*What the exercise asks*
Restate the data below word for word. Skip any images it contains.

*Information given*

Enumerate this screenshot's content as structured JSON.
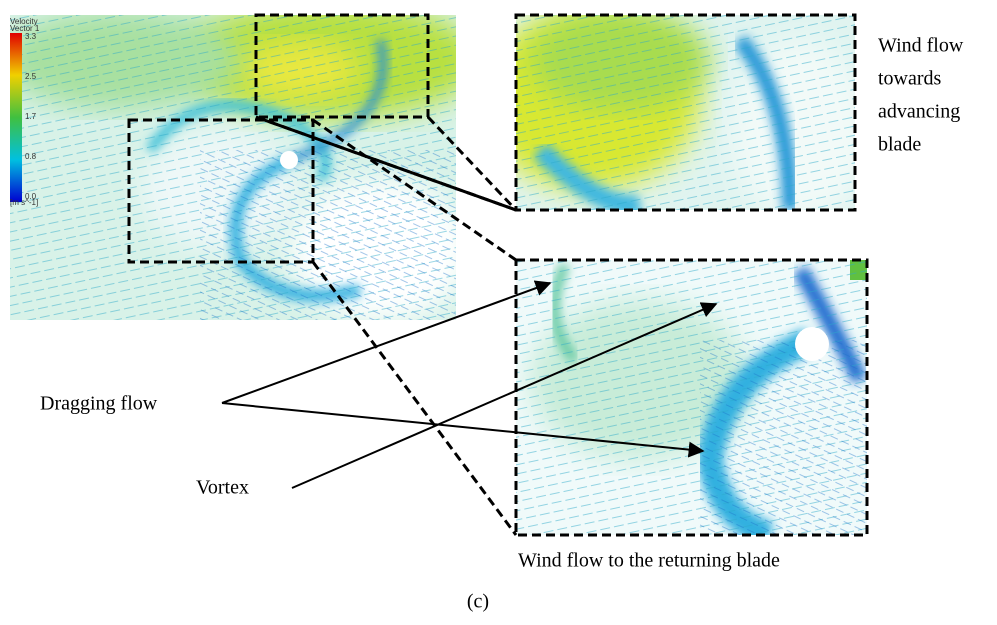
{
  "figure": {
    "legend": {
      "title": [
        "Velocity",
        "Vector 1"
      ],
      "ticks": [
        "3.3",
        "2.5",
        "1.7",
        "0.8",
        "0.0"
      ],
      "unit": "[m s^-1]"
    },
    "annotations": {
      "advancing": [
        "Wind flow",
        "towards",
        "advancing",
        "blade"
      ],
      "dragging": "Dragging flow",
      "vortex": "Vortex",
      "returning": "Wind flow to the returning blade"
    },
    "label": "(c)"
  }
}
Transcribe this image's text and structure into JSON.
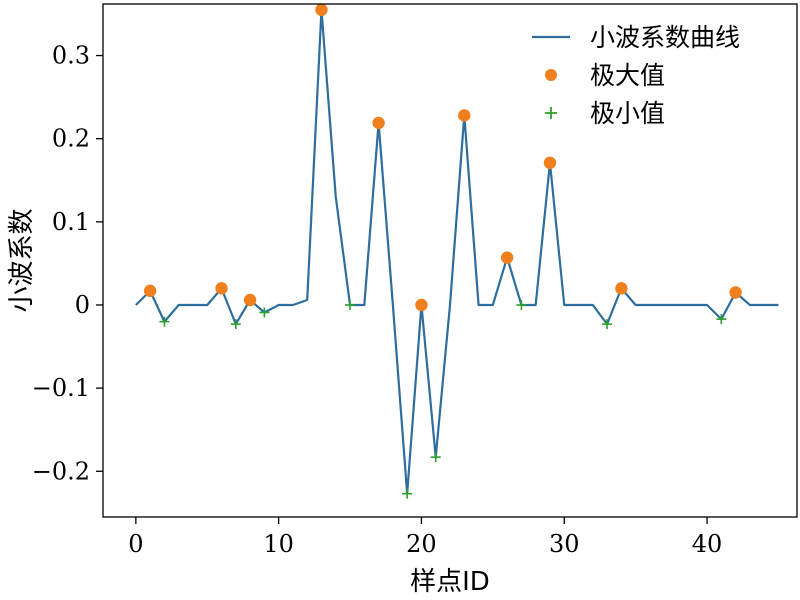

*Solution to this exercise*
Enumerate this screenshot's content as structured JSON.
{
  "figure": {
    "legend": {
      "title": [
        "Velocity",
        "Vector 1"
      ],
      "ticks": [
        "3.3",
        "2.5",
        "1.7",
        "0.8",
        "0.0"
      ],
      "unit": "[m s^-1]"
    },
    "annotations": {
      "advancing": [
        "Wind flow",
        "towards",
        "advancing",
        "blade"
      ],
      "dragging": "Dragging flow",
      "vortex": "Vortex",
      "returning": "Wind flow to the returning blade"
    },
    "label": "(c)"
  }
}
Transcribe this image's text and structure into JSON.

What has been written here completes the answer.